[Your task]: Count how many lines of the material hold "title". Respond with that number alone.

[Material supplied]:
* begin *
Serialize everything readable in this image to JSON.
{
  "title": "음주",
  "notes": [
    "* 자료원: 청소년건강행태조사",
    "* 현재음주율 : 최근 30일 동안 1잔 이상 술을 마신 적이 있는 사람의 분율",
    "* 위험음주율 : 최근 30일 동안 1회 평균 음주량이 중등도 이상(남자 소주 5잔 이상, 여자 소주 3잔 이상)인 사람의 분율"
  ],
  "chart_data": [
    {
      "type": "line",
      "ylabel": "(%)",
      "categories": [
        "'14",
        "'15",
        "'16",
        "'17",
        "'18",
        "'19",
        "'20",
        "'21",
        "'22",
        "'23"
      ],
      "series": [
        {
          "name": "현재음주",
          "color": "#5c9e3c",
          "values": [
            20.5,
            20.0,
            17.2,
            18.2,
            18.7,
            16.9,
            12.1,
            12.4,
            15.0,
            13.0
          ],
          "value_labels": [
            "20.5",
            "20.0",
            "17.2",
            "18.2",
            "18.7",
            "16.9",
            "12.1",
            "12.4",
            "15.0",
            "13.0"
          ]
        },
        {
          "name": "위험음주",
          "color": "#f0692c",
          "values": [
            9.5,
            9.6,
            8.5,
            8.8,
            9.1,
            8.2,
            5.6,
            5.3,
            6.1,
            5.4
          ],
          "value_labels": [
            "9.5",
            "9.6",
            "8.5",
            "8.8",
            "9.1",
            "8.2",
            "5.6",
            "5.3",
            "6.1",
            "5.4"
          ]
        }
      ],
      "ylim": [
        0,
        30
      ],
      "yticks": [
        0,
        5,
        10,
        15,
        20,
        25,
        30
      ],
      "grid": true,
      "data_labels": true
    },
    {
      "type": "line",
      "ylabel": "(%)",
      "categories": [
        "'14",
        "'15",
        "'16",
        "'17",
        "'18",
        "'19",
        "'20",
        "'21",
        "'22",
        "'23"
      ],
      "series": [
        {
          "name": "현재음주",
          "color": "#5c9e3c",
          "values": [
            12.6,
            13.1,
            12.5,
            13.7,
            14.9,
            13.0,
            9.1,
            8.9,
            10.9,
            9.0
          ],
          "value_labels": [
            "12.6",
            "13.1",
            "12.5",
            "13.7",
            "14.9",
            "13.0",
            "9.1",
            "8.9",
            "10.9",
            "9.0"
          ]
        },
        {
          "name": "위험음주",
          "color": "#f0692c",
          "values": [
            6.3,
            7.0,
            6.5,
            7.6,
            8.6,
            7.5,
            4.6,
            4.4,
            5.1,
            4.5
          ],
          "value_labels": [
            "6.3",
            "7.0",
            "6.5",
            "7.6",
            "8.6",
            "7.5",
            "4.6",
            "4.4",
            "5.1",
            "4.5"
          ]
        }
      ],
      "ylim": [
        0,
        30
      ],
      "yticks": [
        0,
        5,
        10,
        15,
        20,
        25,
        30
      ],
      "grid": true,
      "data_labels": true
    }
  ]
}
* end *
* begin *
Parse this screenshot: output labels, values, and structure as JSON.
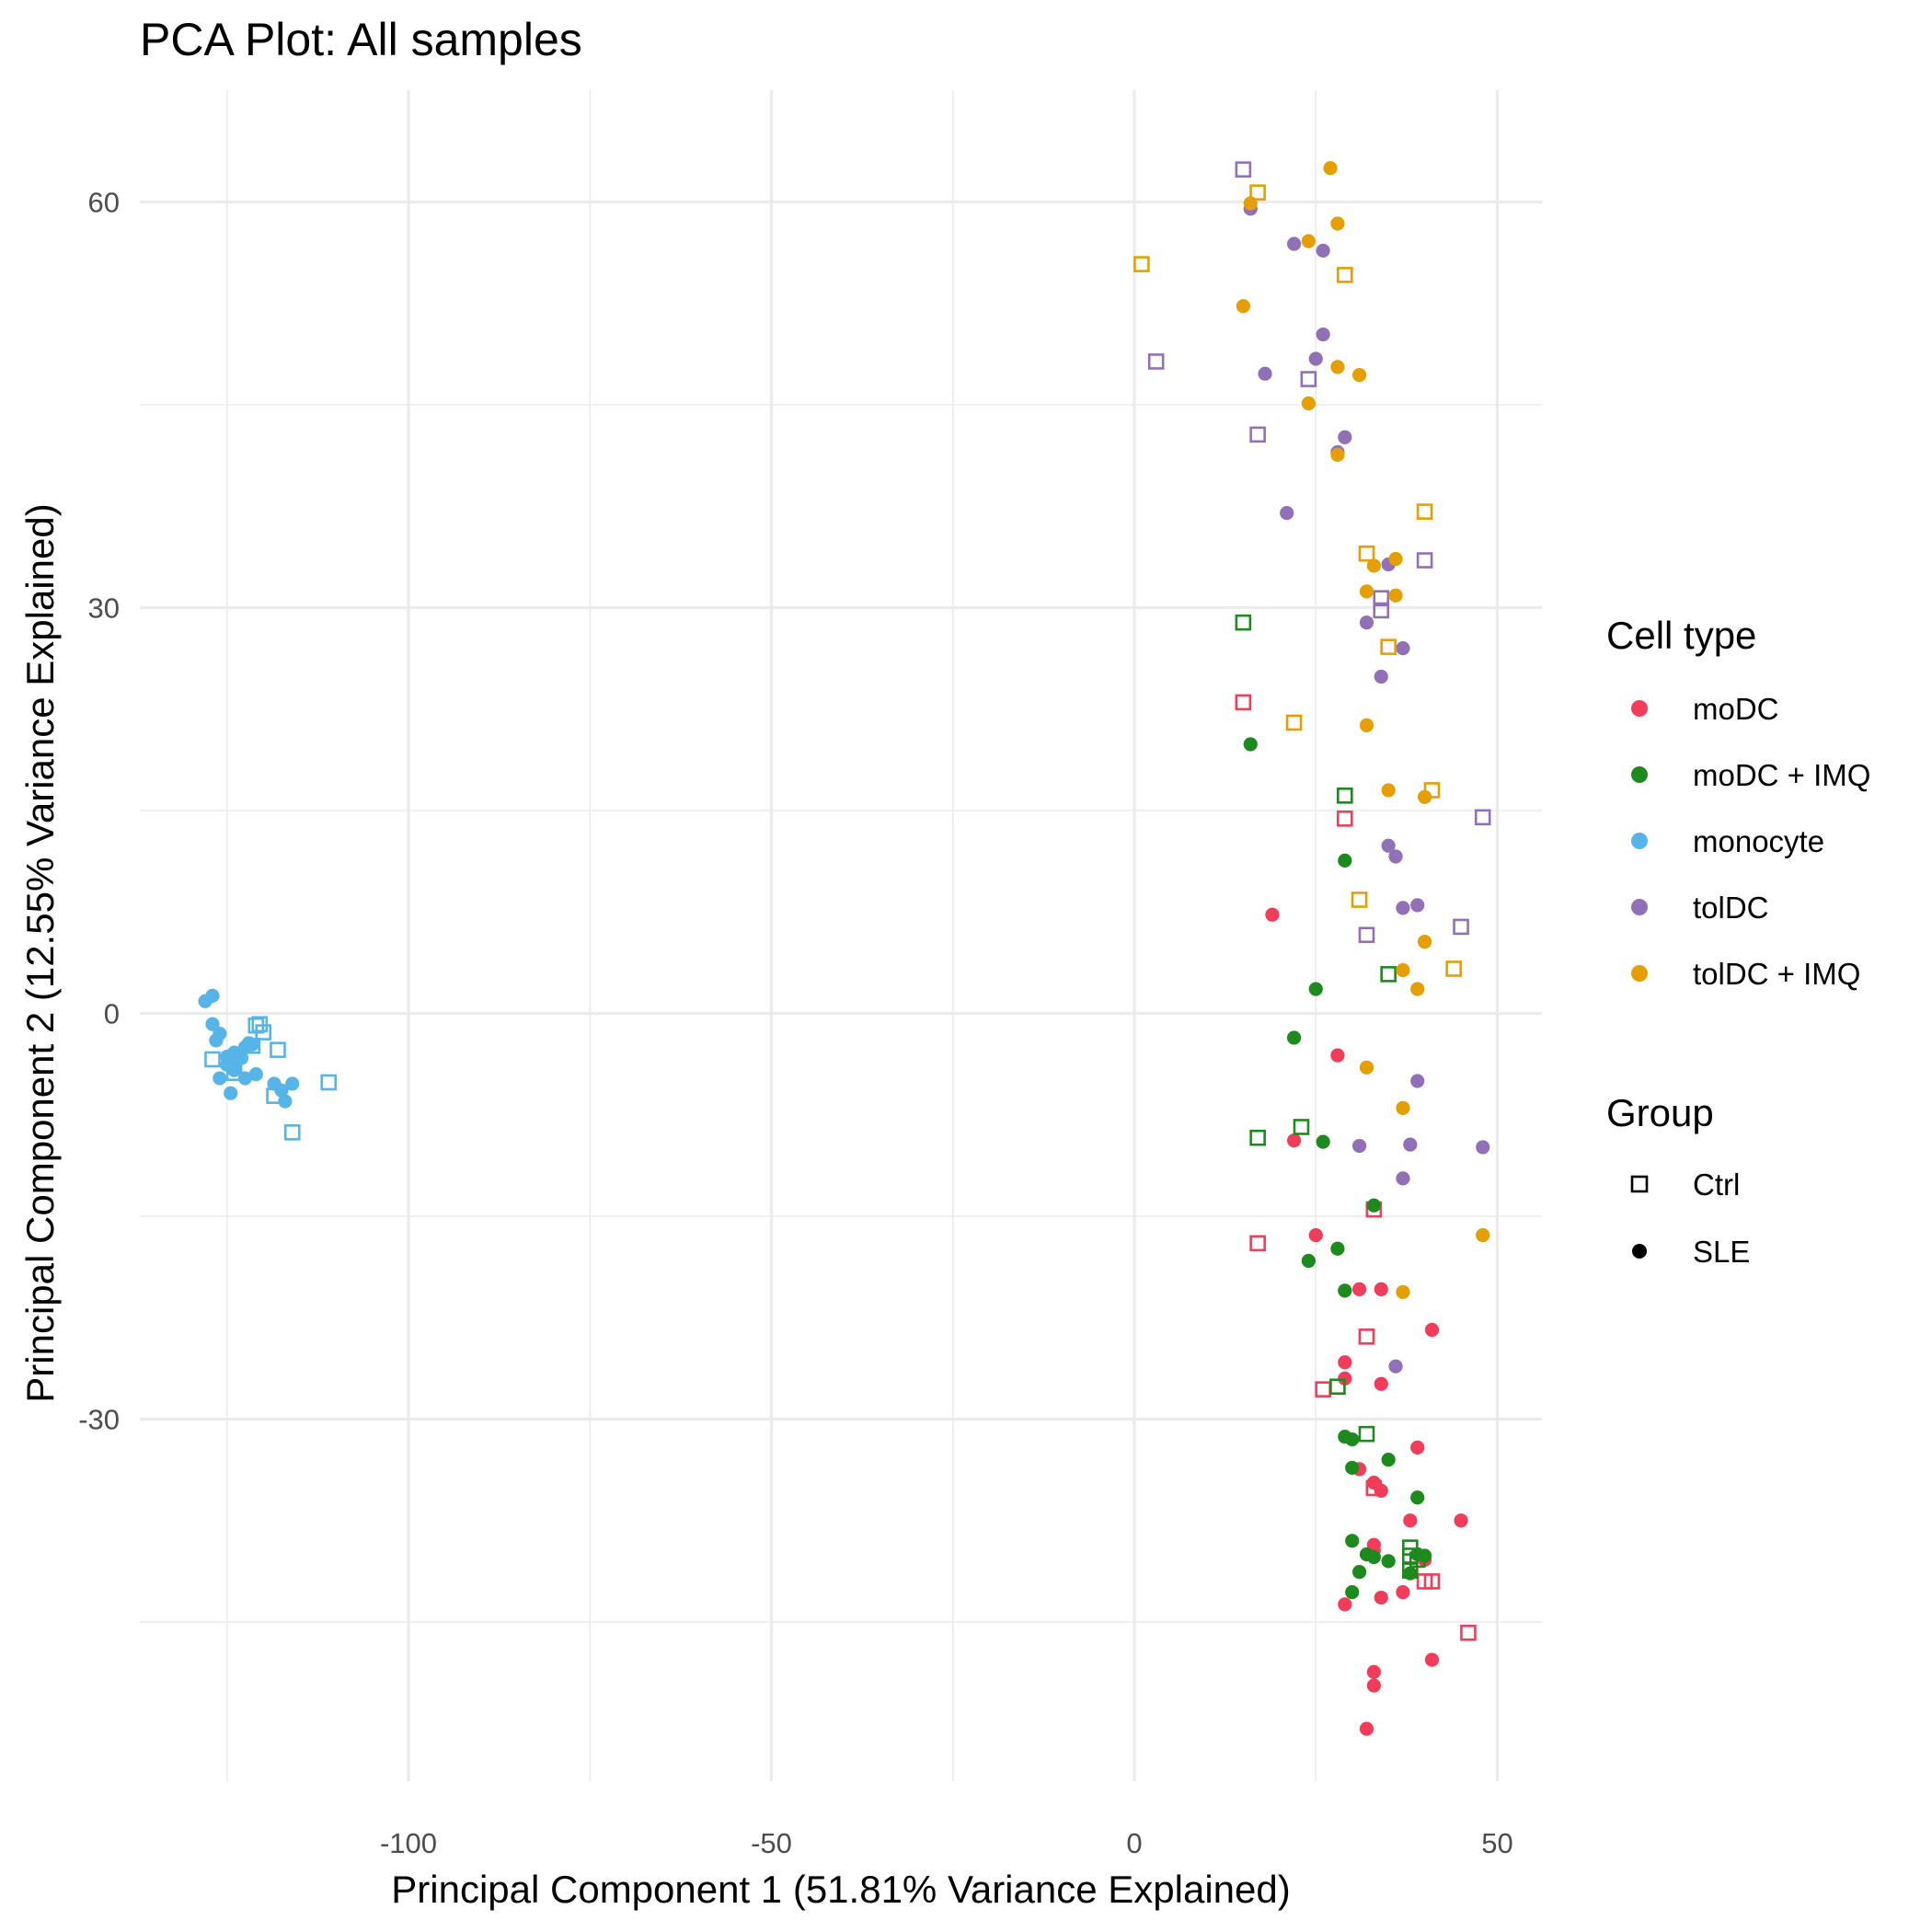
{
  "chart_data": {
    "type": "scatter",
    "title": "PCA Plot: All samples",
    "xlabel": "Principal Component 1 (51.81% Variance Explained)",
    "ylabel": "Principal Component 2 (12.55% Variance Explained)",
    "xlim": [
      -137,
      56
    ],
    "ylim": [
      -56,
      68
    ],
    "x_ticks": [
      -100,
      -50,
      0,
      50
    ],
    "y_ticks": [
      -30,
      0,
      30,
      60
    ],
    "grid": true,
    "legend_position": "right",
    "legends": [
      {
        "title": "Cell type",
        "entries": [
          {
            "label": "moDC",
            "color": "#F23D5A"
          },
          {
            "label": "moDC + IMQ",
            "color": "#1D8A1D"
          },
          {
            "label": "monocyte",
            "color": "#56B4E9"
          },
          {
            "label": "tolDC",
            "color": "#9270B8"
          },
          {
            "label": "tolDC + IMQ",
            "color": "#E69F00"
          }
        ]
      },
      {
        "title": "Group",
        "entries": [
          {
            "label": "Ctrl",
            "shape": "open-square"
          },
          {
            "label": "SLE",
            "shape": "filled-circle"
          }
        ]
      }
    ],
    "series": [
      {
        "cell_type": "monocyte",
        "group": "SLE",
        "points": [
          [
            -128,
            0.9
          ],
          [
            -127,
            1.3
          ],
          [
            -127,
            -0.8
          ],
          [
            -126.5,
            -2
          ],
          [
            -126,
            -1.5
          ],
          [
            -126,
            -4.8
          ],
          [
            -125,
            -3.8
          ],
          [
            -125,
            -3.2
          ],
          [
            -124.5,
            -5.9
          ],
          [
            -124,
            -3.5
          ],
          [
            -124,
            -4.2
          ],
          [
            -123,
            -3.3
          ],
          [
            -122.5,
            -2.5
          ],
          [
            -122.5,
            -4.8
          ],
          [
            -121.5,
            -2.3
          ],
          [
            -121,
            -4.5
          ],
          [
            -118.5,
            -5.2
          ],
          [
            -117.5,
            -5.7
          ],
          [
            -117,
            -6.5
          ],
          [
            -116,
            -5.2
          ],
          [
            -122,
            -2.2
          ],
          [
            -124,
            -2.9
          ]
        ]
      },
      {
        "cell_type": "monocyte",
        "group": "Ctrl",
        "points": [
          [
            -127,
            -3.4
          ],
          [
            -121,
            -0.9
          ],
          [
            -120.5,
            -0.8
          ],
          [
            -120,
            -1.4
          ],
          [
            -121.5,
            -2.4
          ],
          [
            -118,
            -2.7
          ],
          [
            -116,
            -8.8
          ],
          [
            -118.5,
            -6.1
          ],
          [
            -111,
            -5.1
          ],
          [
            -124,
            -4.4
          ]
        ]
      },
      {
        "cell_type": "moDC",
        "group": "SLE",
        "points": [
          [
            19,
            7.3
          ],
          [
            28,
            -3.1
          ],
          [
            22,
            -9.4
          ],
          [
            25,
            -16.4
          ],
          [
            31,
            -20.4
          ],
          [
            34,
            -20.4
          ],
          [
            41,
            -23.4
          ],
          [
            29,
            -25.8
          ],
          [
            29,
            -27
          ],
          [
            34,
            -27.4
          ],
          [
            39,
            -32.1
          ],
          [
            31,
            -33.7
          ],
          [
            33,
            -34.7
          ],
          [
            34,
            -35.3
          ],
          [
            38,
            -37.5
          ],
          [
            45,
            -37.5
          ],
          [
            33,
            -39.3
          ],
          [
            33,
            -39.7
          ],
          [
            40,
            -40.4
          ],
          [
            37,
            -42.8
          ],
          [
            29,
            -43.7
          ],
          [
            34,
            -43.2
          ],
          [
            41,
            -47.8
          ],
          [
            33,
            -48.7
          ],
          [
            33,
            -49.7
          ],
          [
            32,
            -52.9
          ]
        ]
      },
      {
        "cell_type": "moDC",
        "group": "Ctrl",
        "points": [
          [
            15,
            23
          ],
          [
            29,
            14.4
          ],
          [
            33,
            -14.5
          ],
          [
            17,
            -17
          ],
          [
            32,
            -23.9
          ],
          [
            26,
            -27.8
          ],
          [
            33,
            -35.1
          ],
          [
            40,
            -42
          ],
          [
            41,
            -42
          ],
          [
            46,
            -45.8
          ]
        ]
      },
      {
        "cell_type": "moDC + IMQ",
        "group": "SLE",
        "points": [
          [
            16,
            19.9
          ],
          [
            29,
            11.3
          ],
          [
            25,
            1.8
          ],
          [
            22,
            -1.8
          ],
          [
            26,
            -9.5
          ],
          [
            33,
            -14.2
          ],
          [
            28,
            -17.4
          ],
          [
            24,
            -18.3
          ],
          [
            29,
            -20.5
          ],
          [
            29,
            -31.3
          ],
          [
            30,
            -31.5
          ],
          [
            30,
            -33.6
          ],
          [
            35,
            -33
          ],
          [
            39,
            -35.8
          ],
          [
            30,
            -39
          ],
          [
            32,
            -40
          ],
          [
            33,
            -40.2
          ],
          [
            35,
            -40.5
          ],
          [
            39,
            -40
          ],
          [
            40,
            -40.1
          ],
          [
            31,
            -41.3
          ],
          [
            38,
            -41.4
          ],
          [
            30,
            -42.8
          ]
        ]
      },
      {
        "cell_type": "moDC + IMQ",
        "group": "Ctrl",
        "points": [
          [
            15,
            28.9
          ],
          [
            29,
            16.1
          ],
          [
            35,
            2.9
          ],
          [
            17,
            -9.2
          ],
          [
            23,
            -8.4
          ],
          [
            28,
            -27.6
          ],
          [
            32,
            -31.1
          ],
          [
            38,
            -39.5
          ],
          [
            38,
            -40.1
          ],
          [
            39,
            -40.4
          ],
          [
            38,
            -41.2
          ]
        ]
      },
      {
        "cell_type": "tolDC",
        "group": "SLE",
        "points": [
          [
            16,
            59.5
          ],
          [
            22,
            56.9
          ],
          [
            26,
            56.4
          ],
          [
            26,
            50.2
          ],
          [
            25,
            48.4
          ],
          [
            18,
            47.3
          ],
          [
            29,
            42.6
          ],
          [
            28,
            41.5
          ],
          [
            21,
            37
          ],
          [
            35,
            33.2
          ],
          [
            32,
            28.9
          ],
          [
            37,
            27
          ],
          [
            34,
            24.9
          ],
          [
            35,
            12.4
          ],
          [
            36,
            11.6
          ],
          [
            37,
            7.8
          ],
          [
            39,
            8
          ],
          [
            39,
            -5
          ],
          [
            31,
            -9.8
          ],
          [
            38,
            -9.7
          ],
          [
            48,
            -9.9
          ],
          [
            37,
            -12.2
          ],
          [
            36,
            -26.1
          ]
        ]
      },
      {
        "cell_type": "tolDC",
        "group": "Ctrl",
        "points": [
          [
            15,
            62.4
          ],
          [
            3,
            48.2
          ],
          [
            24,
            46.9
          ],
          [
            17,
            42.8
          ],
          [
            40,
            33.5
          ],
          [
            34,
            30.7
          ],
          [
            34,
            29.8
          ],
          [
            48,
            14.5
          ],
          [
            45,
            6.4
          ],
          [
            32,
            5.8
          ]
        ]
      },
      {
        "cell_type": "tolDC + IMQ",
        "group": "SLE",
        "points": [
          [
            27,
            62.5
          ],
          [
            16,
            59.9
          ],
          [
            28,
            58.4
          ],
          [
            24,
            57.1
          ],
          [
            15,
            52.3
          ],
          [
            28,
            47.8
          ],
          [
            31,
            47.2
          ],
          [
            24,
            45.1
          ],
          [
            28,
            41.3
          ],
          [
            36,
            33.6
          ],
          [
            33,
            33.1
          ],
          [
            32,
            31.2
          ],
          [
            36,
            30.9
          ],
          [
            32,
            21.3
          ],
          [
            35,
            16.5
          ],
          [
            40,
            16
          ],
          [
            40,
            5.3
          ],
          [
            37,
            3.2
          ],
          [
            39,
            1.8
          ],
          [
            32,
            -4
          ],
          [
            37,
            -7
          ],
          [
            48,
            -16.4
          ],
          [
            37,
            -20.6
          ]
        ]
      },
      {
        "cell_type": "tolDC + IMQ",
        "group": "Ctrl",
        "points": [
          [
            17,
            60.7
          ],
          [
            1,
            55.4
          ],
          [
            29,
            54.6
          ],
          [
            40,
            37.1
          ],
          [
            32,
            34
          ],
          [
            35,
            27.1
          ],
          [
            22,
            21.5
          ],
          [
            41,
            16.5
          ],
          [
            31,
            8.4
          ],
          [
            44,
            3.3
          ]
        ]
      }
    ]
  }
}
* end *
* begin *
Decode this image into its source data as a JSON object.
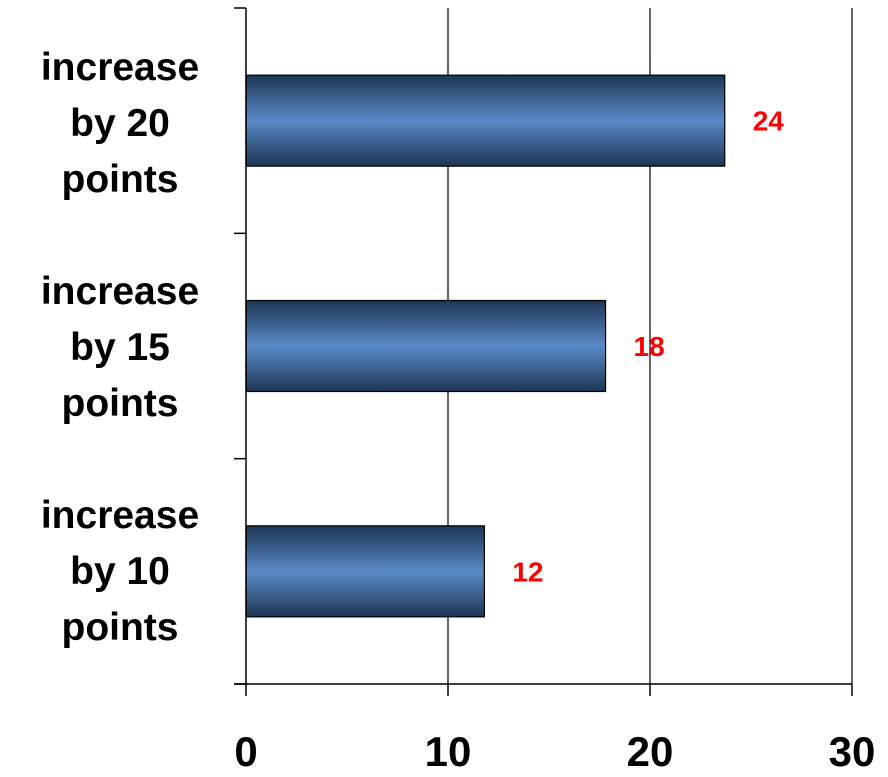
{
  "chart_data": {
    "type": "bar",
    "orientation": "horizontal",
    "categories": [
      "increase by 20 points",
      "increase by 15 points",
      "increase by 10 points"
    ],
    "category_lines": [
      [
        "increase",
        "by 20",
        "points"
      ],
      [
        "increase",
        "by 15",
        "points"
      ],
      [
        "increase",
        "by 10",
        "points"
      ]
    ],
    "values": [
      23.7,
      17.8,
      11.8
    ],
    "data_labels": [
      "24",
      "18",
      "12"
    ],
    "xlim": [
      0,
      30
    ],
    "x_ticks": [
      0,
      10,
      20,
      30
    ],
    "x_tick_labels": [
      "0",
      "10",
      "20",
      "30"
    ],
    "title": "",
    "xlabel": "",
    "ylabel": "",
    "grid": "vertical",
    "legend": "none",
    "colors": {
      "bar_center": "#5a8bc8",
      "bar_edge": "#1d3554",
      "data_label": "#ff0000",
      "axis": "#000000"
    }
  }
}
* end *
[Complete output]: 5